◆ What the exercise asks: Copy all the material that follows, keeping every character the same.

◆ Records provided:

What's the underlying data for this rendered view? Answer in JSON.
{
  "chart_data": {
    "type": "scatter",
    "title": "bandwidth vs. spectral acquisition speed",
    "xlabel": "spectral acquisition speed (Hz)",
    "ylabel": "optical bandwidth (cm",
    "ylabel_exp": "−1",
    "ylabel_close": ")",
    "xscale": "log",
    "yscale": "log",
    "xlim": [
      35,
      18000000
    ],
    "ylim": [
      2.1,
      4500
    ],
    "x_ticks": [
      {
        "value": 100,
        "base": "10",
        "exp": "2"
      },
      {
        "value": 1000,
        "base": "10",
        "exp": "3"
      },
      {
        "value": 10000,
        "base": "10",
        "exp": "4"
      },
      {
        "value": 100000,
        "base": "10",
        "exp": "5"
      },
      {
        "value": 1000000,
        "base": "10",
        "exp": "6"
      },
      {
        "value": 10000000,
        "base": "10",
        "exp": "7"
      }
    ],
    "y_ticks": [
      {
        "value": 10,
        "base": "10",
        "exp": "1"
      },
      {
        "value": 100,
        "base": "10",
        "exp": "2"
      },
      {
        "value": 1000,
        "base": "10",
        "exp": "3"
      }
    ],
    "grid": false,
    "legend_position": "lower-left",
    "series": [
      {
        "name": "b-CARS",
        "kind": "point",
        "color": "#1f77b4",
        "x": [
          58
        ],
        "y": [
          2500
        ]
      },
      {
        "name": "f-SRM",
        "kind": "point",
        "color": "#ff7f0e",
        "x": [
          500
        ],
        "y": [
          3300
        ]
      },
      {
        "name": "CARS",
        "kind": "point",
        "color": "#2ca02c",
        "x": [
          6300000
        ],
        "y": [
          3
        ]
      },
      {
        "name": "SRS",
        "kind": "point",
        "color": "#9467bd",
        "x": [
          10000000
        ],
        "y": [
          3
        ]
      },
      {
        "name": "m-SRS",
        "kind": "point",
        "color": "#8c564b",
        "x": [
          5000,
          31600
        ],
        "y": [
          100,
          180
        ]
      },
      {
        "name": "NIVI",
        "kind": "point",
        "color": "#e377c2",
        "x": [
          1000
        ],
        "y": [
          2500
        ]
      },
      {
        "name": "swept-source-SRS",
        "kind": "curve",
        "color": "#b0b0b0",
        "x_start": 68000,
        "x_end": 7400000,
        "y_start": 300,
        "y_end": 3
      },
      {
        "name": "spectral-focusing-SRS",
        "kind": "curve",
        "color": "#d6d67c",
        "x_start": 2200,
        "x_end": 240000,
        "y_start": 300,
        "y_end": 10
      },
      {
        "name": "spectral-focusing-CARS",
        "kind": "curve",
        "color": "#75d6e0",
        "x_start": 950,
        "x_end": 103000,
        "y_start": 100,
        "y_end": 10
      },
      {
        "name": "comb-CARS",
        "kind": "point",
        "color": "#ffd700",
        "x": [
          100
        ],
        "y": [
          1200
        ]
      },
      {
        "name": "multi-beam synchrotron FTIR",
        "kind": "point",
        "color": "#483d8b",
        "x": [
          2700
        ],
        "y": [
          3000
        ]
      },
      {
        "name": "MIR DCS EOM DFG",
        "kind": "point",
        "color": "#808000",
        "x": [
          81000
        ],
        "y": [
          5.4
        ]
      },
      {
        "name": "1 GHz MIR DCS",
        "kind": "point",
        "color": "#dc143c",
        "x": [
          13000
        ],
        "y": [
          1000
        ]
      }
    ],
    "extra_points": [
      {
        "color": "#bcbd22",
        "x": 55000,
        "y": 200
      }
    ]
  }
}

◆ Output of the exercise:
What's the underlying data for this rendered view? Answer in JSON.
{
  "chart_data": {
    "type": "scatter",
    "title": "bandwidth vs. spectral acquisition speed",
    "xlabel": "spectral acquisition speed (Hz)",
    "ylabel": "optical bandwidth (cm",
    "ylabel_exp": "−1",
    "ylabel_close": ")",
    "xscale": "log",
    "yscale": "log",
    "xlim": [
      35,
      18000000
    ],
    "ylim": [
      2.1,
      4500
    ],
    "x_ticks": [
      {
        "value": 100,
        "base": "10",
        "exp": "2"
      },
      {
        "value": 1000,
        "base": "10",
        "exp": "3"
      },
      {
        "value": 10000,
        "base": "10",
        "exp": "4"
      },
      {
        "value": 100000,
        "base": "10",
        "exp": "5"
      },
      {
        "value": 1000000,
        "base": "10",
        "exp": "6"
      },
      {
        "value": 10000000,
        "base": "10",
        "exp": "7"
      }
    ],
    "y_ticks": [
      {
        "value": 10,
        "base": "10",
        "exp": "1"
      },
      {
        "value": 100,
        "base": "10",
        "exp": "2"
      },
      {
        "value": 1000,
        "base": "10",
        "exp": "3"
      }
    ],
    "grid": false,
    "legend_position": "lower-left",
    "series": [
      {
        "name": "b-CARS",
        "kind": "point",
        "color": "#1f77b4",
        "x": [
          58
        ],
        "y": [
          2500
        ]
      },
      {
        "name": "f-SRM",
        "kind": "point",
        "color": "#ff7f0e",
        "x": [
          500
        ],
        "y": [
          3300
        ]
      },
      {
        "name": "CARS",
        "kind": "point",
        "color": "#2ca02c",
        "x": [
          6300000
        ],
        "y": [
          3
        ]
      },
      {
        "name": "SRS",
        "kind": "point",
        "color": "#9467bd",
        "x": [
          10000000
        ],
        "y": [
          3
        ]
      },
      {
        "name": "m-SRS",
        "kind": "point",
        "color": "#8c564b",
        "x": [
          5000,
          31600
        ],
        "y": [
          100,
          180
        ]
      },
      {
        "name": "NIVI",
        "kind": "point",
        "color": "#e377c2",
        "x": [
          1000
        ],
        "y": [
          2500
        ]
      },
      {
        "name": "swept-source-SRS",
        "kind": "curve",
        "color": "#b0b0b0",
        "x_start": 68000,
        "x_end": 7400000,
        "y_start": 300,
        "y_end": 3
      },
      {
        "name": "spectral-focusing-SRS",
        "kind": "curve",
        "color": "#d6d67c",
        "x_start": 2200,
        "x_end": 240000,
        "y_start": 300,
        "y_end": 10
      },
      {
        "name": "spectral-focusing-CARS",
        "kind": "curve",
        "color": "#75d6e0",
        "x_start": 950,
        "x_end": 103000,
        "y_start": 100,
        "y_end": 10
      },
      {
        "name": "comb-CARS",
        "kind": "point",
        "color": "#ffd700",
        "x": [
          100
        ],
        "y": [
          1200
        ]
      },
      {
        "name": "multi-beam synchrotron FTIR",
        "kind": "point",
        "color": "#483d8b",
        "x": [
          2700
        ],
        "y": [
          3000
        ]
      },
      {
        "name": "MIR DCS EOM DFG",
        "kind": "point",
        "color": "#808000",
        "x": [
          81000
        ],
        "y": [
          5.4
        ]
      },
      {
        "name": "1 GHz MIR DCS",
        "kind": "point",
        "color": "#dc143c",
        "x": [
          13000
        ],
        "y": [
          1000
        ]
      }
    ],
    "extra_points": [
      {
        "color": "#bcbd22",
        "x": 55000,
        "y": 200
      }
    ]
  }
}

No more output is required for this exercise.